BLOC DE TEXTE =
Maladie cœliaque et risque de pancréatite aiguë

Position du problème

La maladie cœliaque (MC) peut altérer l’interaction entre la muqueuse duodénale et la fonction pancréatique du fait d’une l’inflammation intestinale chronique, et ainsi augmenter le risque de pancréatite aiguë (PA). Cependant, l’association entre ces deux affections reste méconnue.

Méthode

Il s'agit d'une étude de cohorte qui avait pour objectif d’évaluer le risque de survenue d’une PA chez des patients atteints de MC sans antécédent de pathologie pancréatique. Entre 1969 et 2023, n = 57 221 ont été appariés individuellement à des témoins (jusqu’à cinq témoins) n = 279 126. Le critère de jugement principal était la survenue d’un 1er épisode de PA. L’étude évaluait également les sous-types de PA (en fonction de l'étiologie) et la sévérité.

Résultat

Après un suivi médian de 15,5 ans, une PA est survenue chez 549 patients atteints de MC (taux d’incidence : 59/100 000 personnes-années) et chez 1 732 témoins (taux : 38). Les patients atteints de MC présentaient un risque accru de PA par rapport aux témoins (HRa = 1,50 ; IC95 % : 1,35–1,67). Le risque de PA non biliaire était majoré (HRa = 1,65 [1,41–1,93]) et les PA étaient plus sévères (HRa = 1,68 [1,32–2,14]). Chez les patients ayant présenté un premier épisode de PA, le risque de récidive n’était pas plus élevé (HRa = 0,81 [0,61–1,07]) que chez les témoins.

Conclusion

Les patients atteints de maladie cœliaque présenteraient un risque plus accru de pancréatite aiguë, en particulier non liée aux calculs biliaires. Toutefois, ce risque ne persiste pas au-delà du premier épisode de PA. Des études complémentaires sont nécessaires pour mieux comprendre les mécanismes reliant la MC à la PA. L'étude a permis l'inclusion d'une large cohorte avec un suivi long. Pour limiter ce risque de PA il convient pour l'instant d'intervenir sur les facteurs de risques modifiables de survenue de PA (ex: la consommation d'alcool).

CONSIGNE =
Veuillez transcrire le passage du texte sur la maladie cœliaque et la pancréatite aiguë compris entre « Maladie cœliaque et » et « affections reste méconnue. », bornes incluses.

[Données de prédiction de boîtes englobantes]
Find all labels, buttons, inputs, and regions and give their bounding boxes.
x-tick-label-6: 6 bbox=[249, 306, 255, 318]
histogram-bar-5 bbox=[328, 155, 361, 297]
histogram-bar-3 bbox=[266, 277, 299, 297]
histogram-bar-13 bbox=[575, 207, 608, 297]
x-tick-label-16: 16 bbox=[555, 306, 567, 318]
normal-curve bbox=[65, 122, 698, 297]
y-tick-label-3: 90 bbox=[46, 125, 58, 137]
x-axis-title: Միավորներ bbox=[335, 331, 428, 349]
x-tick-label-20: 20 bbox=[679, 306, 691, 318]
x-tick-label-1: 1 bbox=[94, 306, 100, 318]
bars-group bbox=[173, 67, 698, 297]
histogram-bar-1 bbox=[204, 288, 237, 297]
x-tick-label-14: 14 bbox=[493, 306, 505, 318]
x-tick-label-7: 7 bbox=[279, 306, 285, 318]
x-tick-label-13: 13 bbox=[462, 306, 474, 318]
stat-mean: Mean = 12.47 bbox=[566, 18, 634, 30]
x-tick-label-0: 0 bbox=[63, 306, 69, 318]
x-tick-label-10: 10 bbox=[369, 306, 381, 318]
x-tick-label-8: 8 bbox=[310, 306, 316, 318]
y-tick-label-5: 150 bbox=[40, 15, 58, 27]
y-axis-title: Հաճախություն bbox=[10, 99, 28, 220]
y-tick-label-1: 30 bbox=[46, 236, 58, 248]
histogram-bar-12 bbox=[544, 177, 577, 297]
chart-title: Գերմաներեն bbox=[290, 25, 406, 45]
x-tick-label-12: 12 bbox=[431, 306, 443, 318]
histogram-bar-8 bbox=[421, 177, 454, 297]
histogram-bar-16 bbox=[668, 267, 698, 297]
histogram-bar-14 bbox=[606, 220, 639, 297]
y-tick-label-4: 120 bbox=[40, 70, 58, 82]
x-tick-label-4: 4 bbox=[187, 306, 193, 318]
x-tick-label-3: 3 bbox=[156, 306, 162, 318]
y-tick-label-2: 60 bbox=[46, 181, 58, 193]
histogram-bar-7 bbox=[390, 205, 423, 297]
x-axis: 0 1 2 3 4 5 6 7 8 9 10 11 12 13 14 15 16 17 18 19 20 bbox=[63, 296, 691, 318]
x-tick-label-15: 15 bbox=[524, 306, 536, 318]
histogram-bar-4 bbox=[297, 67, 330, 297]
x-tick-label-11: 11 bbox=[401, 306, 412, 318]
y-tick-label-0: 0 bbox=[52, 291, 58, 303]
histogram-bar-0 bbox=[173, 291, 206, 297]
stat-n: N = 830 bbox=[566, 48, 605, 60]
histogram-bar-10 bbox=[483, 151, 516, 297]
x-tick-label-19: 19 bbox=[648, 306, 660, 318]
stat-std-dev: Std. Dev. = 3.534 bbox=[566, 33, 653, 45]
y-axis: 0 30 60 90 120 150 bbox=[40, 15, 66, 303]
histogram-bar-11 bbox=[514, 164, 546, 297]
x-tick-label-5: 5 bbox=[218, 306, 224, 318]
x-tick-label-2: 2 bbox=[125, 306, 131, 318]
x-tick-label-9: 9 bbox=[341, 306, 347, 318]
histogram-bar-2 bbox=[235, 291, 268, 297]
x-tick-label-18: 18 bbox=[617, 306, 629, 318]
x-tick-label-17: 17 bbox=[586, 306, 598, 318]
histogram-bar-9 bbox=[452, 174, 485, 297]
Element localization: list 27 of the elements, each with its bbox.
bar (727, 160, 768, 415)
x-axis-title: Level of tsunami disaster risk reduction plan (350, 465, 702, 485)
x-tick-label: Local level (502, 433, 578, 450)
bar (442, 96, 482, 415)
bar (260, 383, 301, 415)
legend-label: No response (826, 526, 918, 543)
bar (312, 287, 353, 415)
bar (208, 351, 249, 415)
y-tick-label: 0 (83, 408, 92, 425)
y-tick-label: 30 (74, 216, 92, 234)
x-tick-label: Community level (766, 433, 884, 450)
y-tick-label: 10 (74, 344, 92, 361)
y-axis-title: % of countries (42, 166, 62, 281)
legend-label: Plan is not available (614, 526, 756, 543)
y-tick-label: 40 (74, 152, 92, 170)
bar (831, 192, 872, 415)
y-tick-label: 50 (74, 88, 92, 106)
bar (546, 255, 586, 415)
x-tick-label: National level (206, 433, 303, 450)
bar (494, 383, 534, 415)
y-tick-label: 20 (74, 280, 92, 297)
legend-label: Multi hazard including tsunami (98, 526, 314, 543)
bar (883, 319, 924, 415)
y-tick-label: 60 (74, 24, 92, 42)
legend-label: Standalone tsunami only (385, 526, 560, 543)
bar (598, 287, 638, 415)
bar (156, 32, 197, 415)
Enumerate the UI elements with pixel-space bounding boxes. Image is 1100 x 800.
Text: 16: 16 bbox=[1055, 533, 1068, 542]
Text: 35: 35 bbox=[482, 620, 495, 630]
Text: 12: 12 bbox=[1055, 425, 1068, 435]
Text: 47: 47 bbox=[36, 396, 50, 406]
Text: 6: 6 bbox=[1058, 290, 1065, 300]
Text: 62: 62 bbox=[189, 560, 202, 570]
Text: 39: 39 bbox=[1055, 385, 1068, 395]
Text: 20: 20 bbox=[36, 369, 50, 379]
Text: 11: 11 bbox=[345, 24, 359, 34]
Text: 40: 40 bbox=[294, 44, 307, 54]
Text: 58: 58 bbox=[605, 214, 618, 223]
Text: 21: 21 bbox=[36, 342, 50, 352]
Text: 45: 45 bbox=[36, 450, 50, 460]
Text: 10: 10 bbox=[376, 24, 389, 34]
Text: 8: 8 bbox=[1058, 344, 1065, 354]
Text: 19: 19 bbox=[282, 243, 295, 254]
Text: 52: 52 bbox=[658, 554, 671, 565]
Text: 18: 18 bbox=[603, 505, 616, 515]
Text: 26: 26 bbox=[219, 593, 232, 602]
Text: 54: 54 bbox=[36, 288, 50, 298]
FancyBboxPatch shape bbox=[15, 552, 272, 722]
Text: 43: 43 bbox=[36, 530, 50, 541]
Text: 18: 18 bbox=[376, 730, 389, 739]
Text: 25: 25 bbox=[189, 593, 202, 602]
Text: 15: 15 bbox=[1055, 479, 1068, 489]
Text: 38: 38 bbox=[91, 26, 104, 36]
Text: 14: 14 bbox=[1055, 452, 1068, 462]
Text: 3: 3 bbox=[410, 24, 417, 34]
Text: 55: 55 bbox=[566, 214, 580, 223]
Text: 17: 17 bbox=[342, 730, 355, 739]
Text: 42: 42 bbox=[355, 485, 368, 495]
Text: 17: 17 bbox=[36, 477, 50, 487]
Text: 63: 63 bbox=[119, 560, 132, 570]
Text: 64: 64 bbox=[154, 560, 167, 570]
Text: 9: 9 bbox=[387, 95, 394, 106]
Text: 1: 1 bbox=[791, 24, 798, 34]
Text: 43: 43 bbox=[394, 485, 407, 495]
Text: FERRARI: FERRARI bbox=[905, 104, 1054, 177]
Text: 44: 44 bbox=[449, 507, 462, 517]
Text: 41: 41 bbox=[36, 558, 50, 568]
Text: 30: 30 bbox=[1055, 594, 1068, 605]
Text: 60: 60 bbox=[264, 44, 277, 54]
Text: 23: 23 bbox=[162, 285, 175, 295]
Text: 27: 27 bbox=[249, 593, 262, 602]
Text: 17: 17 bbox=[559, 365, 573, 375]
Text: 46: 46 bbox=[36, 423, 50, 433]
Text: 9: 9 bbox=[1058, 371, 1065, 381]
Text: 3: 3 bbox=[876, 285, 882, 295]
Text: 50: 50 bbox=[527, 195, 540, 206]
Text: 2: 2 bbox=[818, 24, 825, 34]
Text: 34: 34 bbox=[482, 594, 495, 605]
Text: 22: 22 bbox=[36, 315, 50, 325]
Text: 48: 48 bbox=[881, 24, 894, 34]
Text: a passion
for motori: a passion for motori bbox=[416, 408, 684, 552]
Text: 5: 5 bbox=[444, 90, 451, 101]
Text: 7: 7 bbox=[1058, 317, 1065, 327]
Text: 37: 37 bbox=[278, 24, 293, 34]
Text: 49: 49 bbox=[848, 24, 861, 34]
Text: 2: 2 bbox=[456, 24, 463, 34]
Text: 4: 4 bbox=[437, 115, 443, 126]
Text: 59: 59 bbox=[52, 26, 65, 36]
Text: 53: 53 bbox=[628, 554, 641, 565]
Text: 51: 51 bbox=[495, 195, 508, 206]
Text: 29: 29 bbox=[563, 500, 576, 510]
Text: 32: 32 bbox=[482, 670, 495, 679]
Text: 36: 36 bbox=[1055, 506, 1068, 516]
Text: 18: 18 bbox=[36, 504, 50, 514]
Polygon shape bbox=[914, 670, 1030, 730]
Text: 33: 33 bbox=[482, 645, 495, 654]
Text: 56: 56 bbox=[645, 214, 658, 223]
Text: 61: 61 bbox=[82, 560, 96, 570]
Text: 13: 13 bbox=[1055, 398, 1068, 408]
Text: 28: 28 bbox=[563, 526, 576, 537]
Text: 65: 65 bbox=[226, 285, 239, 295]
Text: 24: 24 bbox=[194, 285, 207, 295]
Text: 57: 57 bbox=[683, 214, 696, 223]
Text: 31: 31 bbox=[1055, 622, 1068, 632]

CORRIGÉ =
Maladie cœliaque et risque de pancréatite aiguë

Position du problème

La maladie cœliaque (MC) peut altérer l’interaction entre la muqueuse duodénale et la fonction pancréatique du fait d’une l’inflammation intestinale chronique, et ainsi augmenter le risque de pancréatite aiguë (PA). Cependant, l’association entre ces deux affections reste méconnue.